*SHORT PROBLEM*. Output each entry exactly; skip nothing.

**** PROVIDED ENTRIES ****

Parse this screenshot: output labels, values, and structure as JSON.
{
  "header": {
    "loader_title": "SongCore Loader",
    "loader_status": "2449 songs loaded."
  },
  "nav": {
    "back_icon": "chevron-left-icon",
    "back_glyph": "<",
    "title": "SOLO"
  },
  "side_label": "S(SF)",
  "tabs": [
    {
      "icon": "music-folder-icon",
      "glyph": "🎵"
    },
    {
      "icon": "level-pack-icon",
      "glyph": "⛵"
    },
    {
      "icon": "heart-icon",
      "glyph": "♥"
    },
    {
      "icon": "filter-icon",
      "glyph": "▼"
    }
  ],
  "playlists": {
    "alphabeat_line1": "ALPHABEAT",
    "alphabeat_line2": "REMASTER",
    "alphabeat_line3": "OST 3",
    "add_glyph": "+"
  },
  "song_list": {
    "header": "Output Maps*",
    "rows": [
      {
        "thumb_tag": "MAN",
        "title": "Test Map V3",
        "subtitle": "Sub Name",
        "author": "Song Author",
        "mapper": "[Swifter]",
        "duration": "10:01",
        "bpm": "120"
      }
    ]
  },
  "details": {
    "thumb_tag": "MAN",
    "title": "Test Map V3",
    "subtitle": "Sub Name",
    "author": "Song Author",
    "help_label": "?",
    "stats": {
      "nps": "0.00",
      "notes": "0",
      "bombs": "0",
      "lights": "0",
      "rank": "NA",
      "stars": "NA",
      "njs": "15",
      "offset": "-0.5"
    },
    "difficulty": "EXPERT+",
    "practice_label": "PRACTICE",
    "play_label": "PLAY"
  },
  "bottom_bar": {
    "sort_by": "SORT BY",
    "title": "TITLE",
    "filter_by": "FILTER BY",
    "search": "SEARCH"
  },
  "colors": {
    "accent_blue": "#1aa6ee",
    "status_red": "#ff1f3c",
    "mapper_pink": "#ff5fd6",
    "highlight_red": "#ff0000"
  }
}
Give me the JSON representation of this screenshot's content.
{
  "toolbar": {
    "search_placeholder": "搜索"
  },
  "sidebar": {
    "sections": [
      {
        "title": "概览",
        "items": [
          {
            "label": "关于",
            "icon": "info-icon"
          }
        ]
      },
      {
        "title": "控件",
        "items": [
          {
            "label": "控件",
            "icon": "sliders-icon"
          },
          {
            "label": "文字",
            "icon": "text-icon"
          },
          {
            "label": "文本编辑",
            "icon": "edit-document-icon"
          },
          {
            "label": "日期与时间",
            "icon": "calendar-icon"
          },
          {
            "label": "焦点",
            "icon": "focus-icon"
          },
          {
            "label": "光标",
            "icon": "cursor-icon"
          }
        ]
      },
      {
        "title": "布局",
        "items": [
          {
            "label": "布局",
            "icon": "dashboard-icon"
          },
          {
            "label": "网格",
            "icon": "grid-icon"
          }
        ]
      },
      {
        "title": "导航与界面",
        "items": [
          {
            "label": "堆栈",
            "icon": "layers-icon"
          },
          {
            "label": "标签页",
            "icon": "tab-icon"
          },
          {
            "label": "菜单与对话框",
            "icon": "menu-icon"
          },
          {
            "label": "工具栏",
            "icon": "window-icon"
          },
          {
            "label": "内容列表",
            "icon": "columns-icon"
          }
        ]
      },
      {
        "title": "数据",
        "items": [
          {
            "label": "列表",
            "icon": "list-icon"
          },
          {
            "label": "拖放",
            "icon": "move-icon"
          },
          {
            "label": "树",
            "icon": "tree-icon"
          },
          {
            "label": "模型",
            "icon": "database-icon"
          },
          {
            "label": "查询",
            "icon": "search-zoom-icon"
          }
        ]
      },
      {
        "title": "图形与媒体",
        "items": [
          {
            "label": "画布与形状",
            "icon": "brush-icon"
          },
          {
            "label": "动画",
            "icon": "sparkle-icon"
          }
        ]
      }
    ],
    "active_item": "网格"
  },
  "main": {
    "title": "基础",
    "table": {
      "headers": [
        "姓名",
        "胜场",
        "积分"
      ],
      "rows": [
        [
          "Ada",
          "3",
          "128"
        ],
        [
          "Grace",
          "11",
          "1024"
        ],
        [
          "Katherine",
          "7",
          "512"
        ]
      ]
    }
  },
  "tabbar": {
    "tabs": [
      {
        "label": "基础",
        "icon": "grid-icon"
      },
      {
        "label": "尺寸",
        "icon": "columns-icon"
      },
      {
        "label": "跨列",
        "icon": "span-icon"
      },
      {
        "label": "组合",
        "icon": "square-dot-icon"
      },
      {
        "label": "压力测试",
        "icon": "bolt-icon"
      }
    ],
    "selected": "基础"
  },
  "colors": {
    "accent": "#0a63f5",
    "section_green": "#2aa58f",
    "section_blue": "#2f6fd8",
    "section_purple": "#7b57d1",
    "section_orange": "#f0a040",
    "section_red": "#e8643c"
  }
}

****

*EXERCISE RESULT*.
Parse this screenshot: output labels, values, and structure as JSON.
{
  "header": {
    "loader_title": "SongCore Loader",
    "loader_status": "2449 songs loaded."
  },
  "nav": {
    "back_icon": "chevron-left-icon",
    "back_glyph": "<",
    "title": "SOLO"
  },
  "side_label": "S(SF)",
  "tabs": [
    {
      "icon": "music-folder-icon",
      "glyph": "🎵"
    },
    {
      "icon": "level-pack-icon",
      "glyph": "⛵"
    },
    {
      "icon": "heart-icon",
      "glyph": "♥"
    },
    {
      "icon": "filter-icon",
      "glyph": "▼"
    }
  ],
  "playlists": {
    "alphabeat_line1": "ALPHABEAT",
    "alphabeat_line2": "REMASTER",
    "alphabeat_line3": "OST 3",
    "add_glyph": "+"
  },
  "song_list": {
    "header": "Output Maps*",
    "rows": [
      {
        "thumb_tag": "MAN",
        "title": "Test Map V3",
        "subtitle": "Sub Name",
        "author": "Song Author",
        "mapper": "[Swifter]",
        "duration": "10:01",
        "bpm": "120"
      }
    ]
  },
  "details": {
    "thumb_tag": "MAN",
    "title": "Test Map V3",
    "subtitle": "Sub Name",
    "author": "Song Author",
    "help_label": "?",
    "stats": {
      "nps": "0.00",
      "notes": "0",
      "bombs": "0",
      "lights": "0",
      "rank": "NA",
      "stars": "NA",
      "njs": "15",
      "offset": "-0.5"
    },
    "difficulty": "EXPERT+",
    "practice_label": "PRACTICE",
    "play_label": "PLAY"
  },
  "bottom_bar": {
    "sort_by": "SORT BY",
    "title": "TITLE",
    "filter_by": "FILTER BY",
    "search": "SEARCH"
  },
  "colors": {
    "accent_blue": "#1aa6ee",
    "status_red": "#ff1f3c",
    "mapper_pink": "#ff5fd6",
    "highlight_red": "#ff0000"
  }
}
Give me the JSON representation of this screenshot's content.
{
  "toolbar": {
    "search_placeholder": "搜索"
  },
  "sidebar": {
    "sections": [
      {
        "title": "概览",
        "items": [
          {
            "label": "关于",
            "icon": "info-icon"
          }
        ]
      },
      {
        "title": "控件",
        "items": [
          {
            "label": "控件",
            "icon": "sliders-icon"
          },
          {
            "label": "文字",
            "icon": "text-icon"
          },
          {
            "label": "文本编辑",
            "icon": "edit-document-icon"
          },
          {
            "label": "日期与时间",
            "icon": "calendar-icon"
          },
          {
            "label": "焦点",
            "icon": "focus-icon"
          },
          {
            "label": "光标",
            "icon": "cursor-icon"
          }
        ]
      },
      {
        "title": "布局",
        "items": [
          {
            "label": "布局",
            "icon": "dashboard-icon"
          },
          {
            "label": "网格",
            "icon": "grid-icon"
          }
        ]
      },
      {
        "title": "导航与界面",
        "items": [
          {
            "label": "堆栈",
            "icon": "layers-icon"
          },
          {
            "label": "标签页",
            "icon": "tab-icon"
          },
          {
            "label": "菜单与对话框",
            "icon": "menu-icon"
          },
          {
            "label": "工具栏",
            "icon": "window-icon"
          },
          {
            "label": "内容列表",
            "icon": "columns-icon"
          }
        ]
      },
      {
        "title": "数据",
        "items": [
          {
            "label": "列表",
            "icon": "list-icon"
          },
          {
            "label": "拖放",
            "icon": "move-icon"
          },
          {
            "label": "树",
            "icon": "tree-icon"
          },
          {
            "label": "模型",
            "icon": "database-icon"
          },
          {
            "label": "查询",
            "icon": "search-zoom-icon"
          }
        ]
      },
      {
        "title": "图形与媒体",
        "items": [
          {
            "label": "画布与形状",
            "icon": "brush-icon"
          },
          {
            "label": "动画",
            "icon": "sparkle-icon"
          }
        ]
      }
    ],
    "active_item": "网格"
  },
  "main": {
    "title": "基础",
    "table": {
      "headers": [
        "姓名",
        "胜场",
        "积分"
      ],
      "rows": [
        [
          "Ada",
          "3",
          "128"
        ],
        [
          "Grace",
          "11",
          "1024"
        ],
        [
          "Katherine",
          "7",
          "512"
        ]
      ]
    }
  },
  "tabbar": {
    "tabs": [
      {
        "label": "基础",
        "icon": "grid-icon"
      },
      {
        "label": "尺寸",
        "icon": "columns-icon"
      },
      {
        "label": "跨列",
        "icon": "span-icon"
      },
      {
        "label": "组合",
        "icon": "square-dot-icon"
      },
      {
        "label": "压力测试",
        "icon": "bolt-icon"
      }
    ],
    "selected": "基础"
  },
  "colors": {
    "accent": "#0a63f5",
    "section_green": "#2aa58f",
    "section_blue": "#2f6fd8",
    "section_purple": "#7b57d1",
    "section_orange": "#f0a040",
    "section_red": "#e8643c"
  }
}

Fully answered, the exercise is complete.